Produce an exact copy of all the data below, dropping every image.

>> Start Material for the task

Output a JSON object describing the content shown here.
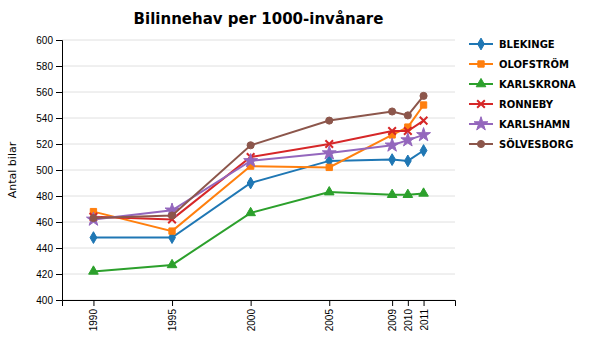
{
  "chart_data": {
    "type": "line",
    "title": "Bilinnehav per 1000-invånare",
    "ylabel": "Antal bilar",
    "x": [
      1990,
      1995,
      2000,
      2005,
      2009,
      2010,
      2011
    ],
    "xlim": [
      1988,
      2013
    ],
    "xticks": [
      1990,
      1995,
      2000,
      2005,
      2009,
      2010,
      2011
    ],
    "ylim": [
      400,
      600
    ],
    "yticks": [
      400,
      420,
      440,
      460,
      480,
      500,
      520,
      540,
      560,
      580,
      600
    ],
    "grid": true,
    "legend": "right",
    "series": [
      {
        "name": "BLEKINGE",
        "marker": "diamond",
        "values": [
          448,
          448,
          490,
          507,
          508,
          507,
          515
        ]
      },
      {
        "name": "OLOFSTRÖM",
        "marker": "square",
        "values": [
          468,
          453,
          503,
          502,
          527,
          533,
          550
        ]
      },
      {
        "name": "KARLSKRONA",
        "marker": "triangle",
        "values": [
          422,
          427,
          467,
          483,
          481,
          481,
          482
        ]
      },
      {
        "name": "RONNEBY",
        "marker": "x",
        "values": [
          464,
          462,
          510,
          520,
          530,
          530,
          538
        ]
      },
      {
        "name": "KARLSHAMN",
        "marker": "star",
        "values": [
          462,
          469,
          507,
          513,
          519,
          523,
          527
        ]
      },
      {
        "name": "SÖLVESBORG",
        "marker": "circle",
        "values": [
          463,
          465,
          519,
          538,
          545,
          542,
          557
        ]
      }
    ]
  }
}
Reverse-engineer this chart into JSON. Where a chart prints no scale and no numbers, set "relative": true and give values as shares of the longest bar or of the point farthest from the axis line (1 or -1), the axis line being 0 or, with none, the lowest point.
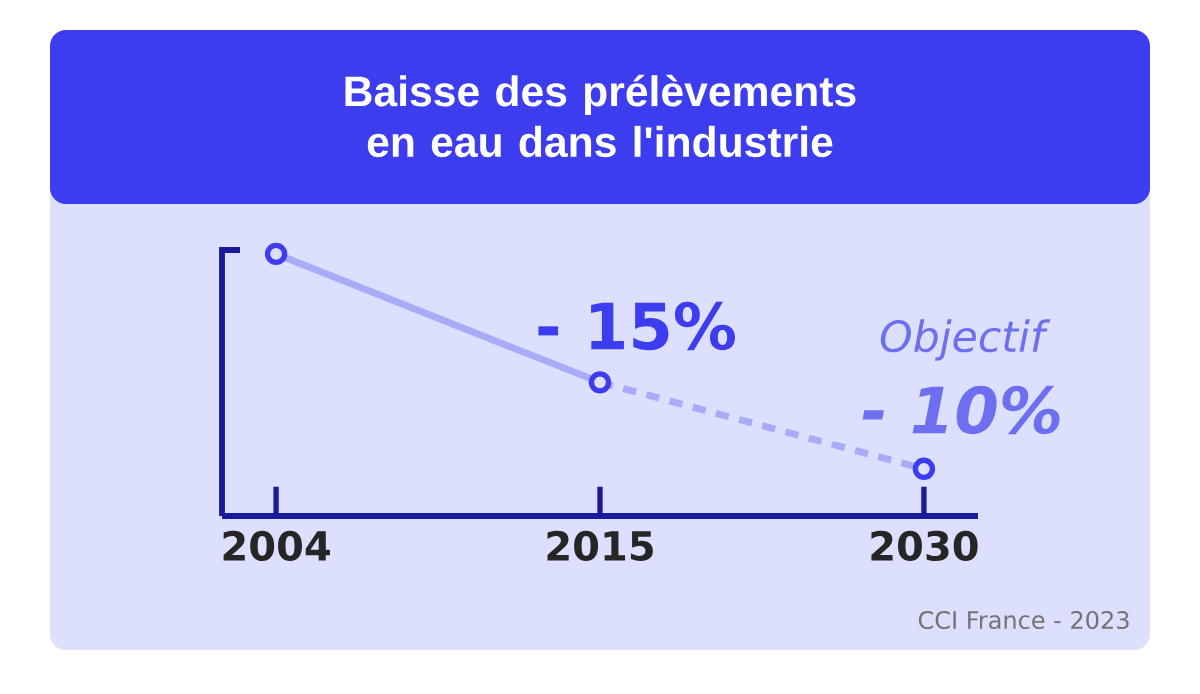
{
  "chart_data": {
    "type": "line",
    "title": "Baisse des prélèvements en eau dans l'industrie",
    "categories": [
      "2004",
      "2015",
      "2030"
    ],
    "relative": true,
    "series": [
      {
        "color": "#a8acf7",
        "values": [
          1,
          0.51,
          null
        ],
        "line_style": "solid"
      },
      {
        "color": "#a8acf7",
        "values": [
          null,
          0.51,
          0.18
        ],
        "line_style": "dashed"
      },
      {
        "type": "scatter",
        "color": "#3d3df0",
        "values": [
          1,
          0.51,
          0.18
        ]
      }
    ],
    "annotations": [
      "- 15%",
      "Objectif",
      "- 10%",
      "CCI France - 2023"
    ]
  }
}
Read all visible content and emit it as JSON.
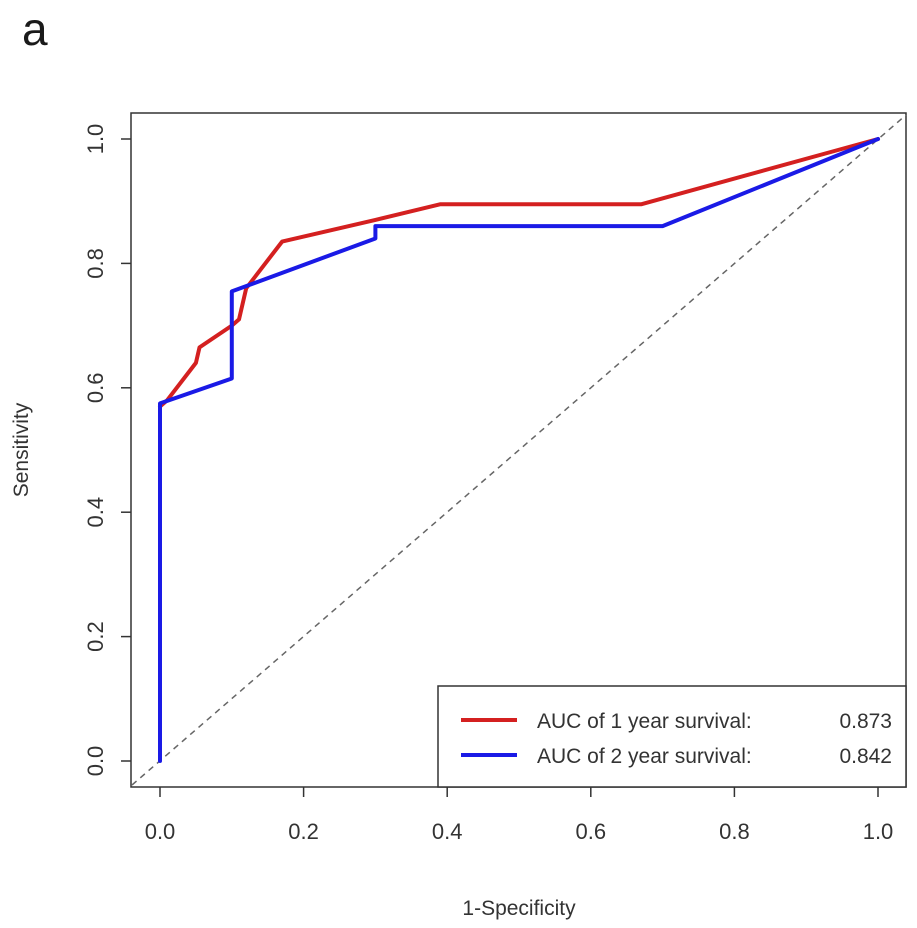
{
  "panel_label": "a",
  "chart_data": {
    "type": "line",
    "xlabel": "1-Specificity",
    "ylabel": "Sensitivity",
    "xlim": [
      0.0,
      1.0
    ],
    "ylim": [
      0.0,
      1.0
    ],
    "x_ticks": [
      "0.0",
      "0.2",
      "0.4",
      "0.6",
      "0.8",
      "1.0"
    ],
    "y_ticks": [
      "0.0",
      "0.2",
      "0.4",
      "0.6",
      "0.8",
      "1.0"
    ],
    "grid": false,
    "legend_position": "bottom-right",
    "reference_line": {
      "style": "dashed",
      "color": "#666666",
      "from": [
        0,
        0
      ],
      "to": [
        1,
        1
      ]
    },
    "series": [
      {
        "name": "AUC of 1 year survival:",
        "auc": "0.873",
        "color": "#d42020",
        "points": [
          [
            0.0,
            0.57
          ],
          [
            0.01,
            0.58
          ],
          [
            0.05,
            0.64
          ],
          [
            0.055,
            0.665
          ],
          [
            0.1,
            0.7
          ],
          [
            0.11,
            0.71
          ],
          [
            0.12,
            0.76
          ],
          [
            0.17,
            0.835
          ],
          [
            0.3,
            0.87
          ],
          [
            0.39,
            0.895
          ],
          [
            0.67,
            0.895
          ],
          [
            1.0,
            1.0
          ]
        ]
      },
      {
        "name": "AUC of 2 year survival:",
        "auc": "0.842",
        "color": "#1a1ae6",
        "points": [
          [
            0.0,
            0.0
          ],
          [
            0.0,
            0.575
          ],
          [
            0.1,
            0.615
          ],
          [
            0.1,
            0.755
          ],
          [
            0.3,
            0.84
          ],
          [
            0.3,
            0.86
          ],
          [
            0.7,
            0.86
          ],
          [
            1.0,
            1.0
          ]
        ]
      }
    ]
  }
}
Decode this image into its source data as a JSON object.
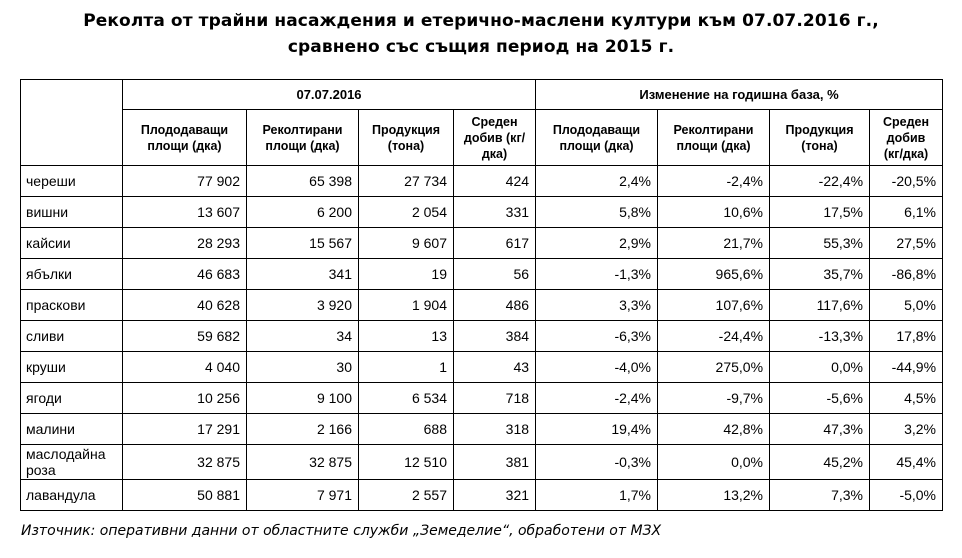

>> End Material for the task

- Exercise answer -
Output a JSON object describing the content shown here.
{
  "chart_data": {
    "type": "line",
    "title": "Bilinnehav per 1000-invånare",
    "ylabel": "Antal bilar",
    "x": [
      1990,
      1995,
      2000,
      2005,
      2009,
      2010,
      2011
    ],
    "xlim": [
      1988,
      2013
    ],
    "xticks": [
      1990,
      1995,
      2000,
      2005,
      2009,
      2010,
      2011
    ],
    "ylim": [
      400,
      600
    ],
    "yticks": [
      400,
      420,
      440,
      460,
      480,
      500,
      520,
      540,
      560,
      580,
      600
    ],
    "grid": true,
    "legend": "right",
    "series": [
      {
        "name": "BLEKINGE",
        "marker": "diamond",
        "values": [
          448,
          448,
          490,
          507,
          508,
          507,
          515
        ]
      },
      {
        "name": "OLOFSTRÖM",
        "marker": "square",
        "values": [
          468,
          453,
          503,
          502,
          527,
          533,
          550
        ]
      },
      {
        "name": "KARLSKRONA",
        "marker": "triangle",
        "values": [
          422,
          427,
          467,
          483,
          481,
          481,
          482
        ]
      },
      {
        "name": "RONNEBY",
        "marker": "x",
        "values": [
          464,
          462,
          510,
          520,
          530,
          530,
          538
        ]
      },
      {
        "name": "KARLSHAMN",
        "marker": "star",
        "values": [
          462,
          469,
          507,
          513,
          519,
          523,
          527
        ]
      },
      {
        "name": "SÖLVESBORG",
        "marker": "circle",
        "values": [
          463,
          465,
          519,
          538,
          545,
          542,
          557
        ]
      }
    ]
  }
}
Reverse-engineer this chart into JSON. Where a chart prints no scale and no numbers, set "relative": true and give values as shares of the longest bar or of the point farthest from the axis line (1 or -1), the axis line being 0 or, with none, the lowest point.
{
  "chart_data": {
    "type": "line",
    "title": "Baisse des prélèvements en eau dans l'industrie",
    "categories": [
      "2004",
      "2015",
      "2030"
    ],
    "relative": true,
    "series": [
      {
        "color": "#a8acf7",
        "values": [
          1,
          0.51,
          null
        ],
        "line_style": "solid"
      },
      {
        "color": "#a8acf7",
        "values": [
          null,
          0.51,
          0.18
        ],
        "line_style": "dashed"
      },
      {
        "type": "scatter",
        "color": "#3d3df0",
        "values": [
          1,
          0.51,
          0.18
        ]
      }
    ],
    "annotations": [
      "- 15%",
      "Objectif",
      "- 10%",
      "CCI France - 2023"
    ]
  }
}
Read all visible content and emit it as JSON.
{
  "panel_label": "a",
  "chart_data": {
    "type": "line",
    "xlabel": "1-Specificity",
    "ylabel": "Sensitivity",
    "xlim": [
      0.0,
      1.0
    ],
    "ylim": [
      0.0,
      1.0
    ],
    "x_ticks": [
      "0.0",
      "0.2",
      "0.4",
      "0.6",
      "0.8",
      "1.0"
    ],
    "y_ticks": [
      "0.0",
      "0.2",
      "0.4",
      "0.6",
      "0.8",
      "1.0"
    ],
    "grid": false,
    "legend_position": "bottom-right",
    "reference_line": {
      "style": "dashed",
      "color": "#666666",
      "from": [
        0,
        0
      ],
      "to": [
        1,
        1
      ]
    },
    "series": [
      {
        "name": "AUC of 1 year survival:",
        "auc": "0.873",
        "color": "#d42020",
        "points": [
          [
            0.0,
            0.57
          ],
          [
            0.01,
            0.58
          ],
          [
            0.05,
            0.64
          ],
          [
            0.055,
            0.665
          ],
          [
            0.1,
            0.7
          ],
          [
            0.11,
            0.71
          ],
          [
            0.12,
            0.76
          ],
          [
            0.17,
            0.835
          ],
          [
            0.3,
            0.87
          ],
          [
            0.39,
            0.895
          ],
          [
            0.67,
            0.895
          ],
          [
            1.0,
            1.0
          ]
        ]
      },
      {
        "name": "AUC of 2 year survival:",
        "auc": "0.842",
        "color": "#1a1ae6",
        "points": [
          [
            0.0,
            0.0
          ],
          [
            0.0,
            0.575
          ],
          [
            0.1,
            0.615
          ],
          [
            0.1,
            0.755
          ],
          [
            0.3,
            0.84
          ],
          [
            0.3,
            0.86
          ],
          [
            0.7,
            0.86
          ],
          [
            1.0,
            1.0
          ]
        ]
      }
    ]
  }
}
Decode this image into its source data as a JSON object.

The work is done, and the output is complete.